Data items:

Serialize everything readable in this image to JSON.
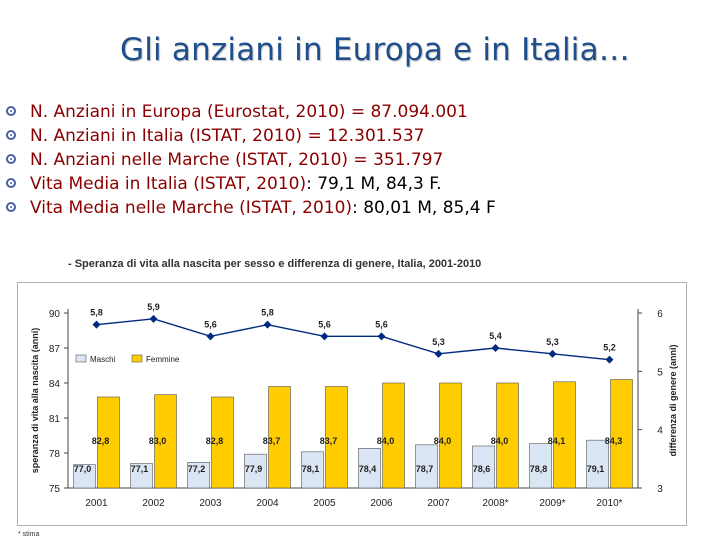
{
  "title": "Gli anziani in Europa e in Italia…",
  "bullets": [
    {
      "text": "N. Anziani in Europa (Eurostat, 2010) = 87.094.001",
      "tail": ""
    },
    {
      "text": "N. Anziani in Italia (ISTAT, 2010) = 12.301.537",
      "tail": ""
    },
    {
      "text": "N. Anziani nelle Marche (ISTAT, 2010) = 351.797",
      "tail": ""
    },
    {
      "text": "Vita Media in Italia (ISTAT, 2010)",
      "tail": ": 79,1 M, 84,3 F."
    },
    {
      "text": "Vita Media nelle Marche (ISTAT, 2010)",
      "tail": ": 80,01 M, 85,4 F"
    }
  ],
  "chart_caption": "- Speranza di vita alla nascita per sesso e differenza di genere, Italia, 2001-2010",
  "footnote": "* stima",
  "colors": {
    "male_bar": "#dbe6f5",
    "female_bar": "#ffcc00",
    "line": "#002b7f",
    "bar_border": "#555555"
  },
  "chart_data": {
    "type": "bar",
    "categories": [
      "2001",
      "2002",
      "2003",
      "2004",
      "2005",
      "2006",
      "2007",
      "2008*",
      "2009*",
      "2010*"
    ],
    "series": [
      {
        "name": "Maschi",
        "type": "bar",
        "axis": "left",
        "values": [
          77.0,
          77.1,
          77.2,
          77.9,
          78.1,
          78.4,
          78.7,
          78.6,
          78.8,
          79.1
        ],
        "labels": [
          "77,0",
          "77,1",
          "77,2",
          "77,9",
          "78,1",
          "78,4",
          "78,7",
          "78,6",
          "78,8",
          "79,1"
        ]
      },
      {
        "name": "Femmine",
        "type": "bar",
        "axis": "left",
        "values": [
          82.8,
          83.0,
          82.8,
          83.7,
          83.7,
          84.0,
          84.0,
          84.0,
          84.1,
          84.3
        ],
        "labels": [
          "82,8",
          "83,0",
          "82,8",
          "83,7",
          "83,7",
          "84,0",
          "84,0",
          "84,0",
          "84,1",
          "84,3"
        ]
      },
      {
        "name": "",
        "type": "line",
        "axis": "right",
        "values": [
          5.8,
          5.9,
          5.6,
          5.8,
          5.6,
          5.6,
          5.3,
          5.4,
          5.3,
          5.2
        ],
        "labels": [
          "5,8",
          "5,9",
          "5,6",
          "5,8",
          "5,6",
          "5,6",
          "5,3",
          "5,4",
          "5,3",
          "5,2"
        ]
      }
    ],
    "ylabel": "speranza di vita alla nascita (anni)",
    "y2label": "differenza di genere (anni)",
    "ylim": [
      75,
      90
    ],
    "y2lim": [
      3,
      6
    ],
    "yticks": [
      "75",
      "78",
      "81",
      "84",
      "87",
      "90"
    ],
    "y2ticks": [
      "3",
      "4",
      "5",
      "6"
    ],
    "legend": [
      "Maschi",
      "Femmine"
    ],
    "legend_position": "top-left",
    "grid": false
  }
}
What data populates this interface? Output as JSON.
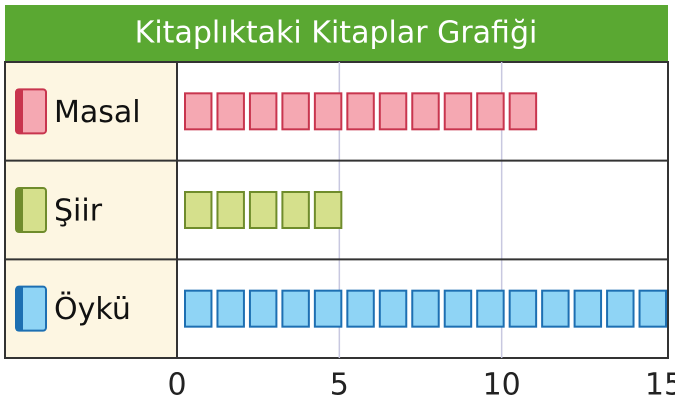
{
  "chart_data": {
    "type": "bar",
    "title": "Kitaplıktaki Kitaplar Grafiği",
    "categories": [
      "Masal",
      "Şiir",
      "Öykü"
    ],
    "values": [
      11,
      5,
      15
    ],
    "colors": [
      "#f5a8b2",
      "#d5e08c",
      "#8fd4f5"
    ],
    "xlim": [
      0,
      15
    ],
    "xticks": [
      0,
      5,
      10,
      15
    ],
    "grid": true
  }
}
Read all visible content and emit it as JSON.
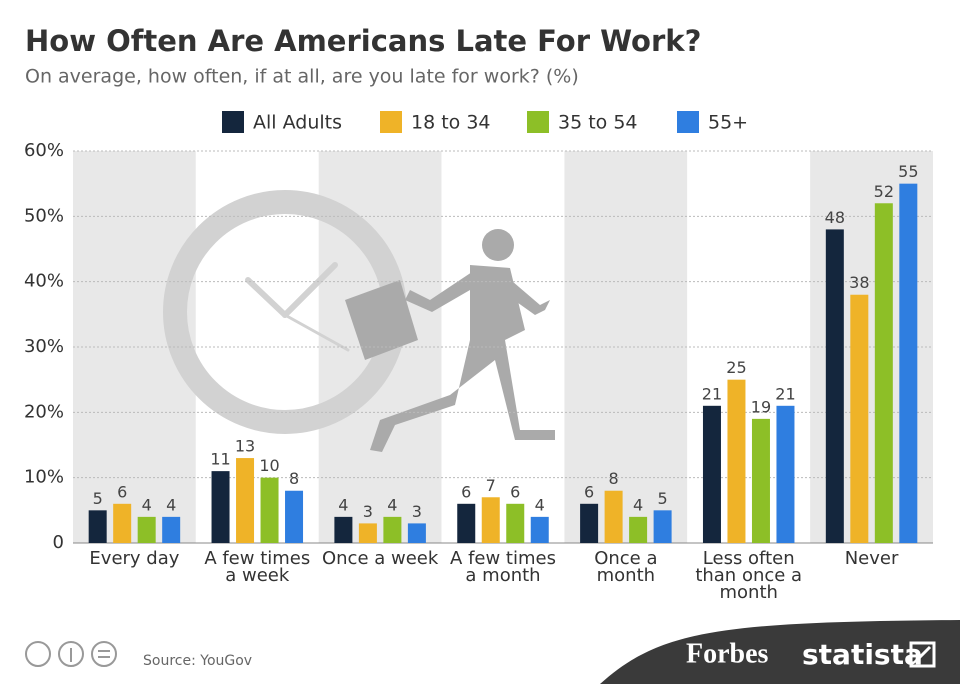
{
  "chart_data": {
    "type": "bar",
    "title": "How Often Are Americans Late For Work?",
    "subtitle": "On average, how often, if at all, are you late for work? (%)",
    "categories": [
      "Every day",
      "A few times a week",
      "Once a week",
      "A few times a month",
      "Once a month",
      "Less often than once a month",
      "Never"
    ],
    "series": [
      {
        "name": "All Adults",
        "color": "#14263d",
        "values": [
          5,
          11,
          4,
          6,
          6,
          21,
          48
        ]
      },
      {
        "name": "18 to 34",
        "color": "#efb328",
        "values": [
          6,
          13,
          3,
          7,
          8,
          25,
          38
        ]
      },
      {
        "name": "35 to 54",
        "color": "#8dbf27",
        "values": [
          4,
          10,
          4,
          6,
          4,
          19,
          52
        ]
      },
      {
        "name": "55+",
        "color": "#2f7ee0",
        "values": [
          4,
          8,
          3,
          4,
          5,
          21,
          55
        ]
      }
    ],
    "ylim": [
      0,
      60
    ],
    "yticks": [
      0,
      {
        "value": 10,
        "label": "10%"
      },
      {
        "value": 20,
        "label": "20%"
      },
      {
        "value": 30,
        "label": "30%"
      },
      {
        "value": 40,
        "label": "40%"
      },
      {
        "value": 50,
        "label": "50%"
      },
      {
        "value": 60,
        "label": "60%"
      }
    ],
    "grid": true,
    "legend": "top"
  },
  "footer": {
    "source": "Source: YouGov",
    "brands": [
      "Forbes",
      "statista"
    ]
  }
}
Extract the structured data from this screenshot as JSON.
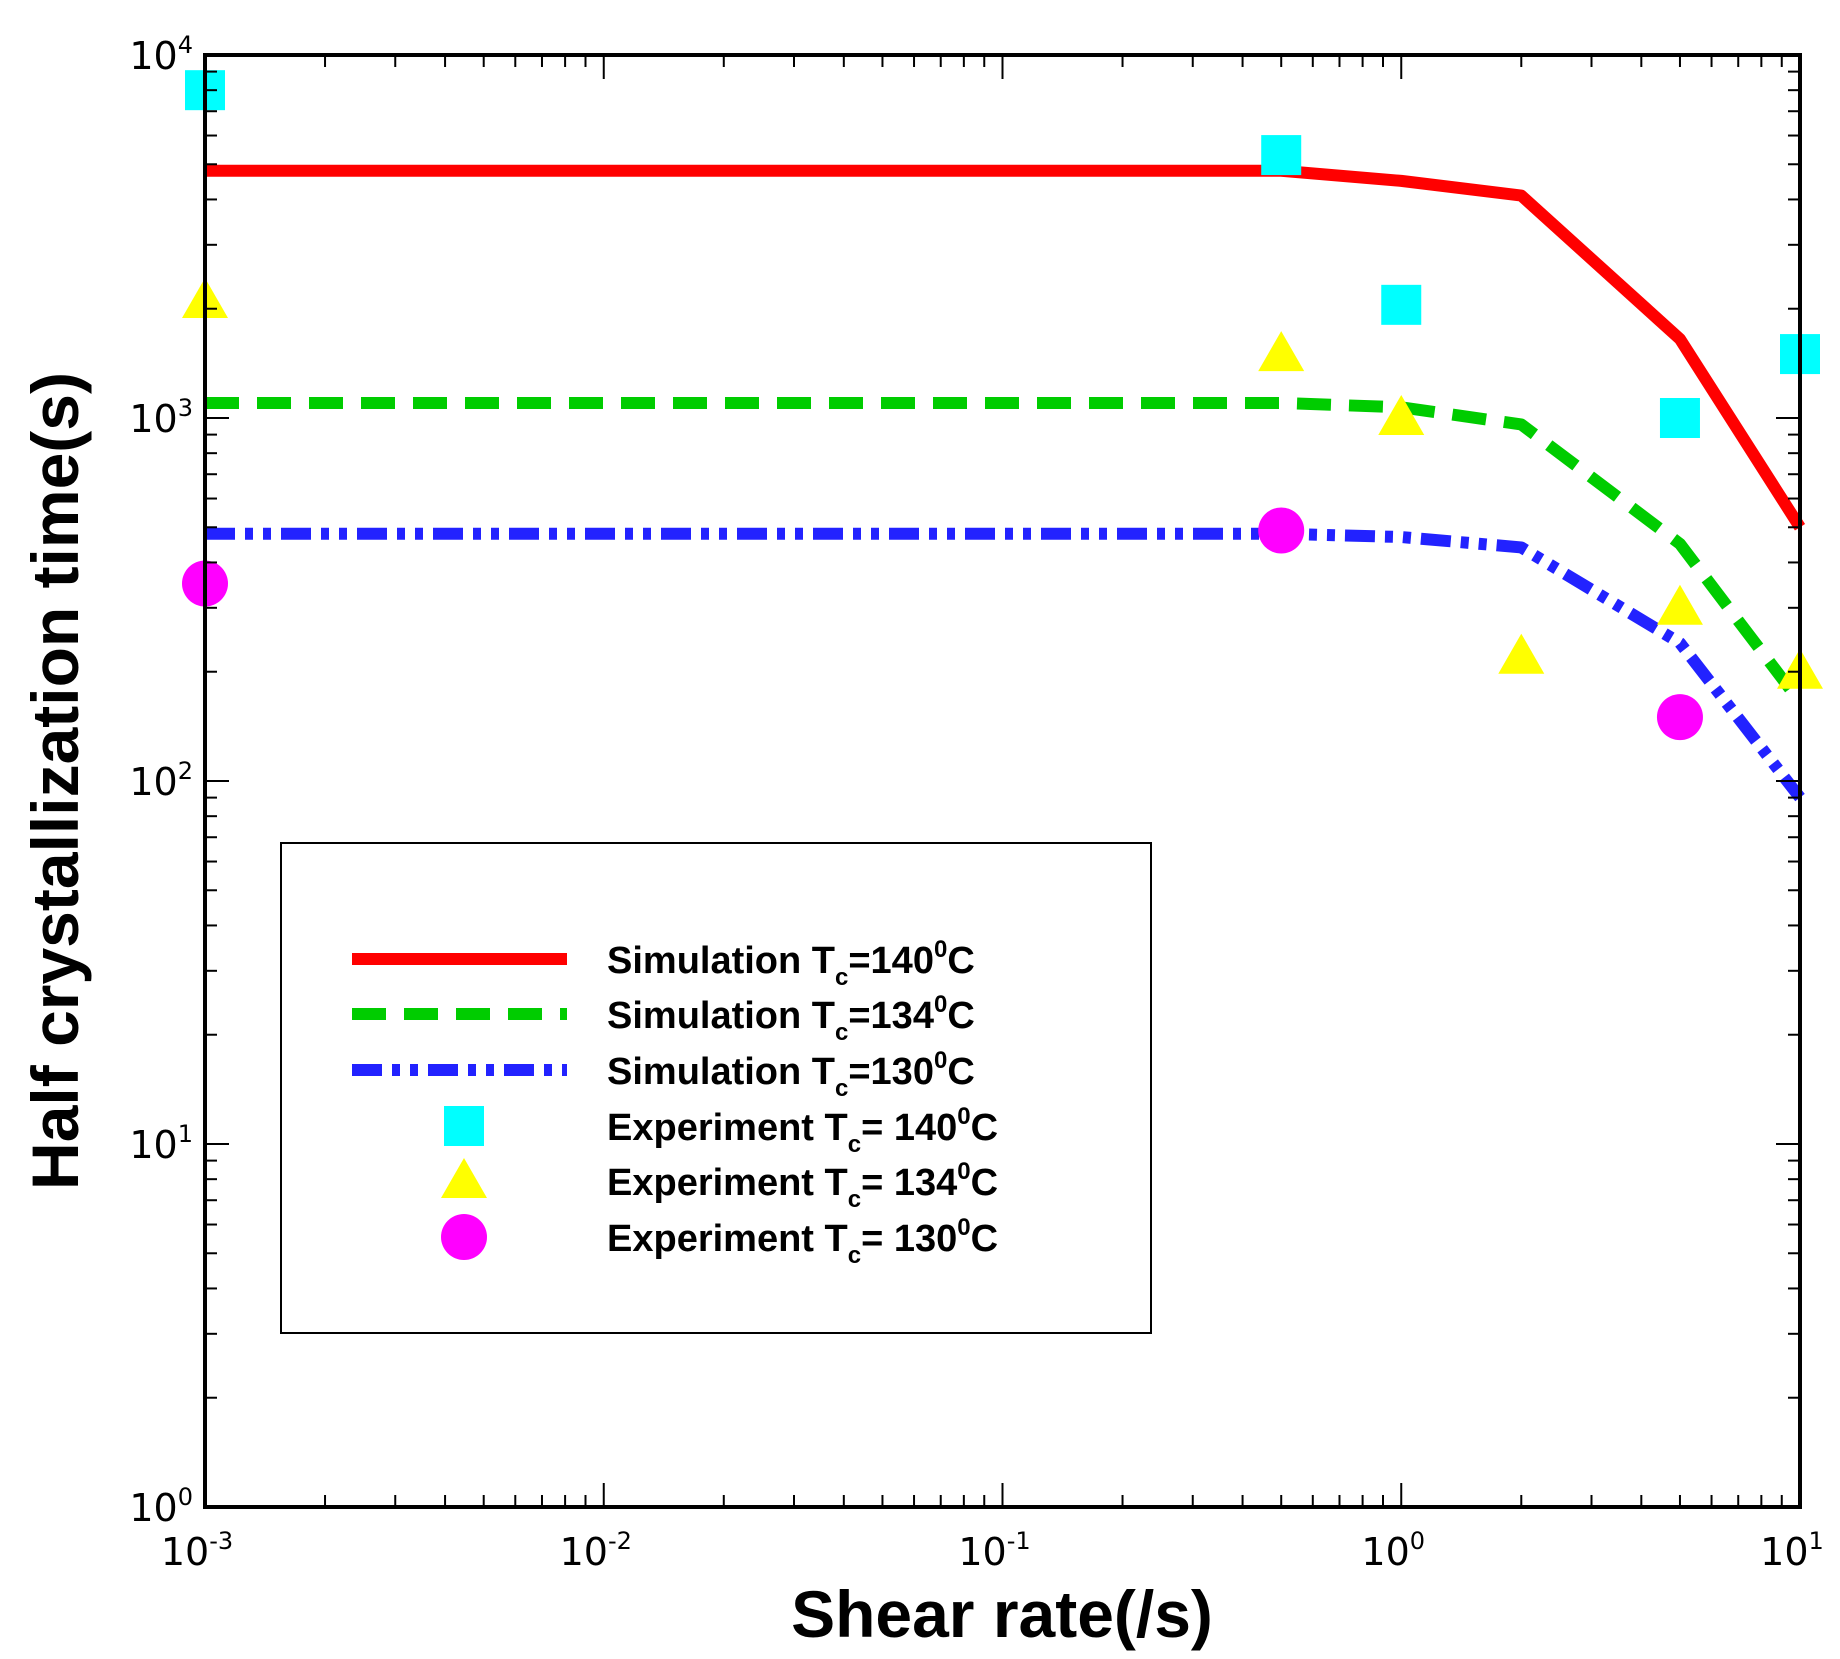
{
  "chart_data": {
    "type": "line",
    "title": "",
    "xlabel": "Shear rate(/s)",
    "ylabel": "Half crystallization time(s)",
    "xscale": "log",
    "yscale": "log",
    "xlim": [
      0.001,
      10
    ],
    "ylim": [
      1,
      10000
    ],
    "grid": false,
    "legend_position": "bottom-left",
    "x_ticks": [
      {
        "base": "10",
        "exp": "-3",
        "value": 0.001
      },
      {
        "base": "10",
        "exp": "-2",
        "value": 0.01
      },
      {
        "base": "10",
        "exp": "-1",
        "value": 0.1
      },
      {
        "base": "10",
        "exp": "0",
        "value": 1
      },
      {
        "base": "10",
        "exp": "1",
        "value": 10
      }
    ],
    "y_ticks": [
      {
        "base": "10",
        "exp": "0",
        "value": 1
      },
      {
        "base": "10",
        "exp": "1",
        "value": 10
      },
      {
        "base": "10",
        "exp": "2",
        "value": 100
      },
      {
        "base": "10",
        "exp": "3",
        "value": 1000
      },
      {
        "base": "10",
        "exp": "4",
        "value": 10000
      }
    ],
    "series": [
      {
        "name": "Simulation T",
        "sub": "c",
        "tail": "=140",
        "sup": "0",
        "unit": "C",
        "kind": "line",
        "dash": "solid",
        "color": "#ff0000",
        "x": [
          0.001,
          0.01,
          0.1,
          0.5,
          1,
          2,
          5,
          10
        ],
        "y": [
          4800,
          4800,
          4800,
          4800,
          4500,
          4100,
          1650,
          500
        ]
      },
      {
        "name": "Simulation T",
        "sub": "c",
        "tail": "=134",
        "sup": "0",
        "unit": "C",
        "kind": "line",
        "dash": "dashed",
        "color": "#00cc00",
        "x": [
          0.001,
          0.01,
          0.1,
          0.5,
          1,
          2,
          5,
          10
        ],
        "y": [
          1100,
          1100,
          1100,
          1100,
          1070,
          960,
          450,
          165
        ]
      },
      {
        "name": "Simulation T",
        "sub": "c",
        "tail": "=130",
        "sup": "0",
        "unit": "C",
        "kind": "line",
        "dash": "dashdotdot",
        "color": "#2222ff",
        "x": [
          0.001,
          0.01,
          0.1,
          0.5,
          1,
          2,
          5,
          10
        ],
        "y": [
          480,
          480,
          480,
          480,
          470,
          440,
          240,
          90
        ]
      },
      {
        "name": "Experiment T",
        "sub": "c",
        "tail": "= 140",
        "sup": "0",
        "unit": "C",
        "kind": "scatter",
        "marker": "square",
        "color": "#00ffff",
        "x": [
          0.001,
          0.5,
          1,
          5,
          10
        ],
        "y": [
          8000,
          5300,
          2050,
          1000,
          1500
        ]
      },
      {
        "name": "Experiment T",
        "sub": "c",
        "tail": "= 134",
        "sup": "0",
        "unit": "C",
        "kind": "scatter",
        "marker": "triangle",
        "color": "#ffff00",
        "x": [
          0.001,
          0.5,
          1,
          2,
          5,
          10
        ],
        "y": [
          2100,
          1500,
          1000,
          220,
          300,
          200
        ]
      },
      {
        "name": "Experiment T",
        "sub": "c",
        "tail": "= 130",
        "sup": "0",
        "unit": "C",
        "kind": "scatter",
        "marker": "circle",
        "color": "#ff00ff",
        "x": [
          0.001,
          0.5,
          5
        ],
        "y": [
          350,
          490,
          150
        ]
      }
    ]
  }
}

▶ **Your instructions**
Check each line of the records for the word "Italia" and extract those that contain it.

▶ **Answer to the exercise**
  "title": "Gli anziani in Europa e in Italia…",
      "text": "N. Anziani in Italia (ISTAT, 2010) = 12.301.537",
      "text": "Vita Media in Italia (ISTAT, 2010)",
  "chart_caption": "- Speranza di vita alla nascita per sesso e differenza di genere, Italia, 2001-2010",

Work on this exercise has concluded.